▸ **What you are asked to do**: Write out the full set of records exactly. Any pictures in them do not belong in the copy.
○ ○ ○ ○ ○
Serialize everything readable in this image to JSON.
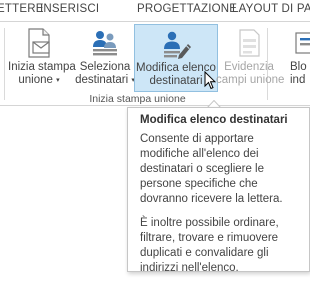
{
  "tabs": [
    {
      "label": "ETTERE"
    },
    {
      "label": "INSERISCI"
    },
    {
      "label": "PROGETTAZIONE"
    },
    {
      "label": "LAYOUT DI PAGINA"
    }
  ],
  "ribbon": {
    "group_label": "Inizia stampa unione",
    "buttons": [
      {
        "lines": [
          "Inizia stampa",
          "unione"
        ],
        "dropdown": true,
        "icon": "document-mail-merge-icon"
      },
      {
        "lines": [
          "Seleziona",
          "destinatari"
        ],
        "dropdown": true,
        "icon": "recipients-icon"
      },
      {
        "lines": [
          "Modifica elenco",
          "destinatari"
        ],
        "dropdown": false,
        "icon": "edit-recipient-list-icon",
        "state": "hovered"
      },
      {
        "lines": [
          "Evidenzia",
          "campi unione"
        ],
        "dropdown": false,
        "icon": "highlight-fields-icon",
        "state": "disabled"
      },
      {
        "lines": [
          "Blo",
          "ind"
        ],
        "dropdown": false,
        "icon": "address-block-icon",
        "state": "partial"
      }
    ]
  },
  "tooltip": {
    "title": "Modifica elenco destinatari",
    "paragraphs": [
      [
        "Consente di apportare",
        "modifiche all'elenco dei",
        "destinatari o scegliere le",
        "persone specifiche che",
        "dovranno ricevere la lettera."
      ],
      [
        "È inoltre possibile ordinare,",
        "filtrare, trovare e rimuovere",
        "duplicati e convalidare gli",
        "indirizzi nell'elenco."
      ]
    ]
  },
  "colors": {
    "hover_fill": "#cde6f7",
    "hover_border": "#92c0e0",
    "icon_blue": "#2b6fb6",
    "disabled_text": "#a6a6a6"
  }
}
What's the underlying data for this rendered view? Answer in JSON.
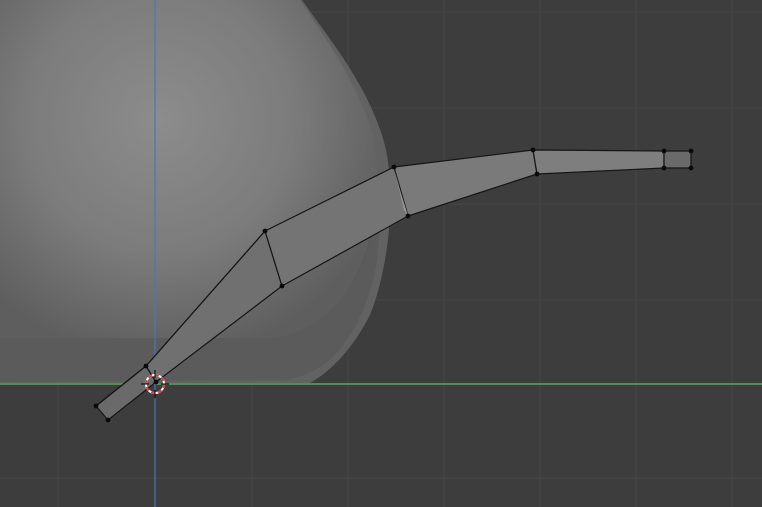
{
  "viewport": {
    "background": "#3d3d3d",
    "grid_color": "#4a4a4a",
    "x_axis_color": "#5fa45f",
    "y_axis_color": "#4a76b8",
    "cursor_colors": [
      "#d9413a",
      "#ffffff"
    ],
    "mesh_fill": "#6e6e6e",
    "mesh_edge": "#151515",
    "vertex_color": "#0a0a0a"
  },
  "objects": {
    "background_mesh": "teapot-body",
    "active_mesh": "teapot-spout"
  }
}
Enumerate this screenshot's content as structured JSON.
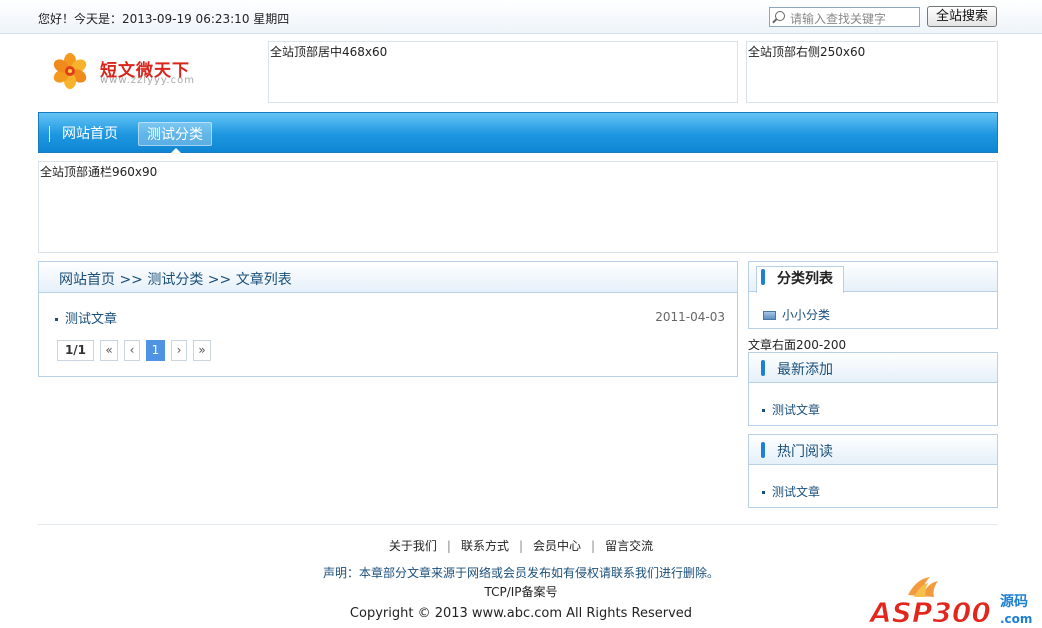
{
  "topbar": {
    "greeting": "您好！今天是：2013-09-19 06:23:10 星期四",
    "search_placeholder": "请输入查找关键字",
    "search_button": "全站搜索"
  },
  "logo": {
    "name": "短文微天下",
    "url": "www.zzlyyy.com"
  },
  "ads": {
    "top_center": "全站顶部居中468x60",
    "top_right": "全站顶部右侧250x60",
    "banner": "全站顶部通栏960x90",
    "article_right": "文章右面200-200"
  },
  "nav": {
    "items": [
      {
        "label": "网站首页"
      },
      {
        "label": "测试分类",
        "active": true
      }
    ]
  },
  "breadcrumb": "网站首页 >> 测试分类 >> 文章列表",
  "articles": [
    {
      "title": "测试文章",
      "date": "2011-04-03"
    }
  ],
  "pager": {
    "total": "1/1",
    "first": "«",
    "prev": "‹",
    "current": "1",
    "next": "›",
    "last": "»"
  },
  "sidebar": {
    "categories": {
      "title": "分类列表",
      "items": [
        {
          "label": "小小分类"
        }
      ]
    },
    "latest": {
      "title": "最新添加",
      "items": [
        {
          "label": "测试文章"
        }
      ]
    },
    "hot": {
      "title": "热门阅读",
      "items": [
        {
          "label": "测试文章"
        }
      ]
    }
  },
  "footer": {
    "links": [
      {
        "label": "关于我们"
      },
      {
        "label": "联系方式"
      },
      {
        "label": "会员中心"
      },
      {
        "label": "留言交流"
      }
    ],
    "separator": "|",
    "statement": "声明：本章部分文章来源于网络或会员发布如有侵权请联系我们进行删除。",
    "icp": "TCP/IP备案号",
    "copyright": "Copyright © 2013 www.abc.com All Rights Reserved"
  },
  "watermark": {
    "text": "ASP300",
    "suffix_cn": "源码",
    "suffix_en": ".com"
  },
  "colors": {
    "nav_blue": "#1e97e0",
    "link_blue": "#1a4f7a",
    "pager_active": "#4f94e4",
    "statement_blue": "#1a4f7a",
    "logo_red": "#d9261c"
  },
  "icons": {
    "search": "magnifier-icon",
    "category": "folder-icon",
    "logo": "flower-logo-icon"
  }
}
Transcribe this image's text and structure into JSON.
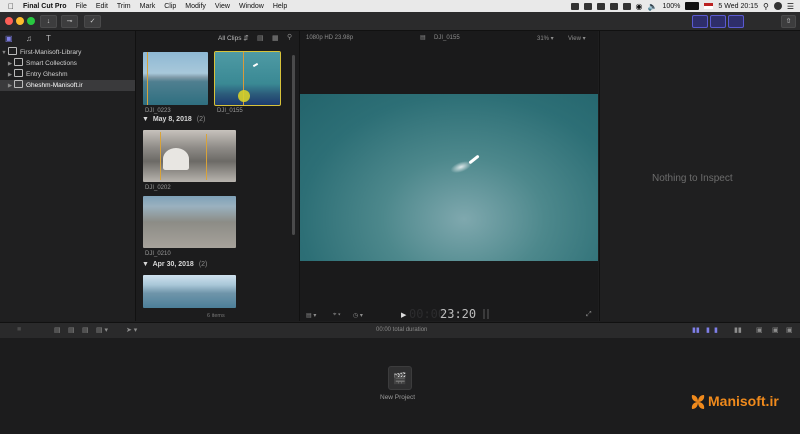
{
  "menubar": {
    "app_name": "Final Cut Pro",
    "items": [
      "File",
      "Edit",
      "Trim",
      "Mark",
      "Clip",
      "Modify",
      "View",
      "Window",
      "Help"
    ],
    "battery": "100%",
    "clock": "5 Wed 20:15"
  },
  "sidebar": {
    "items": [
      {
        "label": "First-Manisoft-Library"
      },
      {
        "label": "Smart Collections"
      },
      {
        "label": "Entry Gheshm"
      },
      {
        "label": "Gheshm-Manisoft.ir"
      }
    ]
  },
  "browser": {
    "filter": "All Clips",
    "clips_top": [
      {
        "name": "DJI_0223"
      },
      {
        "name": "DJI_0155"
      }
    ],
    "groups": [
      {
        "date": "May 8, 2018",
        "count": "(2)",
        "clips": [
          {
            "name": "DJI_0202"
          },
          {
            "name": "DJI_0210"
          }
        ]
      },
      {
        "date": "Apr 30, 2018",
        "count": "(2)"
      }
    ],
    "footer": "6 items"
  },
  "viewer": {
    "format": "1080p HD 23.98p",
    "clip_name": "DJI_0155",
    "zoom": "31%",
    "view_menu": "View",
    "timecode": "23:20"
  },
  "inspector": {
    "empty_text": "Nothing to Inspect"
  },
  "timeline": {
    "total_duration": "00:00 total duration",
    "new_project": "New Project"
  },
  "watermark": {
    "text": "Manisoft.ir"
  },
  "colors": {
    "accent": "#6b6bff",
    "selection": "#3a3a3c",
    "watermark": "#f08a1c"
  }
}
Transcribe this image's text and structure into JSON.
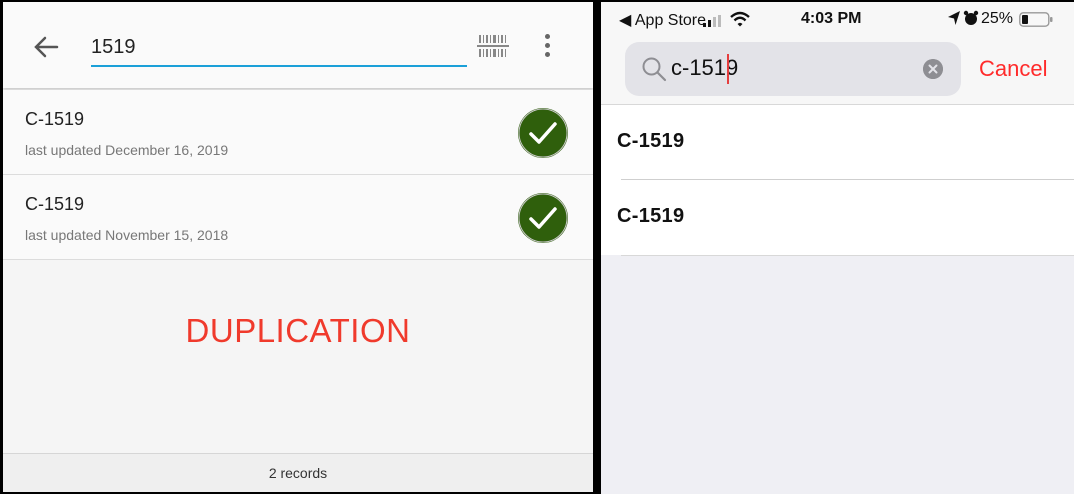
○ ○ ○ ○ ○
▸ **Result of this task**:
Serialize everything readable in this image to JSON.
{
  "tabs": [
    {
      "label": "ETTERE"
    },
    {
      "label": "INSERISCI"
    },
    {
      "label": "PROGETTAZIONE"
    },
    {
      "label": "LAYOUT DI PAGINA"
    }
  ],
  "ribbon": {
    "group_label": "Inizia stampa unione",
    "buttons": [
      {
        "lines": [
          "Inizia stampa",
          "unione"
        ],
        "dropdown": true,
        "icon": "document-mail-merge-icon"
      },
      {
        "lines": [
          "Seleziona",
          "destinatari"
        ],
        "dropdown": true,
        "icon": "recipients-icon"
      },
      {
        "lines": [
          "Modifica elenco",
          "destinatari"
        ],
        "dropdown": false,
        "icon": "edit-recipient-list-icon",
        "state": "hovered"
      },
      {
        "lines": [
          "Evidenzia",
          "campi unione"
        ],
        "dropdown": false,
        "icon": "highlight-fields-icon",
        "state": "disabled"
      },
      {
        "lines": [
          "Blo",
          "ind"
        ],
        "dropdown": false,
        "icon": "address-block-icon",
        "state": "partial"
      }
    ]
  },
  "tooltip": {
    "title": "Modifica elenco destinatari",
    "paragraphs": [
      [
        "Consente di apportare",
        "modifiche all'elenco dei",
        "destinatari o scegliere le",
        "persone specifiche che",
        "dovranno ricevere la lettera."
      ],
      [
        "È inoltre possibile ordinare,",
        "filtrare, trovare e rimuovere",
        "duplicati e convalidare gli",
        "indirizzi nell'elenco."
      ]
    ]
  },
  "colors": {
    "hover_fill": "#cde6f7",
    "hover_border": "#92c0e0",
    "icon_blue": "#2b6fb6",
    "disabled_text": "#a6a6a6"
  }
}
What's the underlying data for this rendered view? Answer in JSON.
{
  "viewport": {
    "background": "#3d3d3d",
    "grid_color": "#4a4a4a",
    "x_axis_color": "#5fa45f",
    "y_axis_color": "#4a76b8",
    "cursor_colors": [
      "#d9413a",
      "#ffffff"
    ],
    "mesh_fill": "#6e6e6e",
    "mesh_edge": "#151515",
    "vertex_color": "#0a0a0a"
  },
  "objects": {
    "background_mesh": "teapot-body",
    "active_mesh": "teapot-spout"
  }
}
Enumerate this screenshot's content as structured JSON.
{
  "topbar": {
    "greeting": "您好！今天是：2013-09-19 06:23:10 星期四",
    "search_placeholder": "请输入查找关键字",
    "search_button": "全站搜索"
  },
  "logo": {
    "name": "短文微天下",
    "url": "www.zzlyyy.com"
  },
  "ads": {
    "top_center": "全站顶部居中468x60",
    "top_right": "全站顶部右侧250x60",
    "banner": "全站顶部通栏960x90",
    "article_right": "文章右面200-200"
  },
  "nav": {
    "items": [
      {
        "label": "网站首页"
      },
      {
        "label": "测试分类",
        "active": true
      }
    ]
  },
  "breadcrumb": "网站首页 >> 测试分类 >> 文章列表",
  "articles": [
    {
      "title": "测试文章",
      "date": "2011-04-03"
    }
  ],
  "pager": {
    "total": "1/1",
    "first": "«",
    "prev": "‹",
    "current": "1",
    "next": "›",
    "last": "»"
  },
  "sidebar": {
    "categories": {
      "title": "分类列表",
      "items": [
        {
          "label": "小小分类"
        }
      ]
    },
    "latest": {
      "title": "最新添加",
      "items": [
        {
          "label": "测试文章"
        }
      ]
    },
    "hot": {
      "title": "热门阅读",
      "items": [
        {
          "label": "测试文章"
        }
      ]
    }
  },
  "footer": {
    "links": [
      {
        "label": "关于我们"
      },
      {
        "label": "联系方式"
      },
      {
        "label": "会员中心"
      },
      {
        "label": "留言交流"
      }
    ],
    "separator": "|",
    "statement": "声明：本章部分文章来源于网络或会员发布如有侵权请联系我们进行删除。",
    "icp": "TCP/IP备案号",
    "copyright": "Copyright © 2013 www.abc.com All Rights Reserved"
  },
  "watermark": {
    "text": "ASP300",
    "suffix_cn": "源码",
    "suffix_en": ".com"
  },
  "colors": {
    "nav_blue": "#1e97e0",
    "link_blue": "#1a4f7a",
    "pager_active": "#4f94e4",
    "statement_blue": "#1a4f7a",
    "logo_red": "#d9261c"
  },
  "icons": {
    "search": "magnifier-icon",
    "category": "folder-icon",
    "logo": "flower-logo-icon"
  }
}
Transcribe this image's text and structure into JSON.
{
  "menubar": {
    "app_name": "Final Cut Pro",
    "items": [
      "File",
      "Edit",
      "Trim",
      "Mark",
      "Clip",
      "Modify",
      "View",
      "Window",
      "Help"
    ],
    "battery": "100%",
    "clock": "5 Wed 20:15"
  },
  "sidebar": {
    "items": [
      {
        "label": "First-Manisoft-Library"
      },
      {
        "label": "Smart Collections"
      },
      {
        "label": "Entry Gheshm"
      },
      {
        "label": "Gheshm-Manisoft.ir"
      }
    ]
  },
  "browser": {
    "filter": "All Clips",
    "clips_top": [
      {
        "name": "DJI_0223"
      },
      {
        "name": "DJI_0155"
      }
    ],
    "groups": [
      {
        "date": "May 8, 2018",
        "count": "(2)",
        "clips": [
          {
            "name": "DJI_0202"
          },
          {
            "name": "DJI_0210"
          }
        ]
      },
      {
        "date": "Apr 30, 2018",
        "count": "(2)"
      }
    ],
    "footer": "6 items"
  },
  "viewer": {
    "format": "1080p HD 23.98p",
    "clip_name": "DJI_0155",
    "zoom": "31%",
    "view_menu": "View",
    "timecode": "23:20"
  },
  "inspector": {
    "empty_text": "Nothing to Inspect"
  },
  "timeline": {
    "total_duration": "00:00 total duration",
    "new_project": "New Project"
  },
  "watermark": {
    "text": "Manisoft.ir"
  },
  "colors": {
    "accent": "#6b6bff",
    "selection": "#3a3a3c",
    "watermark": "#f08a1c"
  }
}
Transcribe this image's text and structure into JSON.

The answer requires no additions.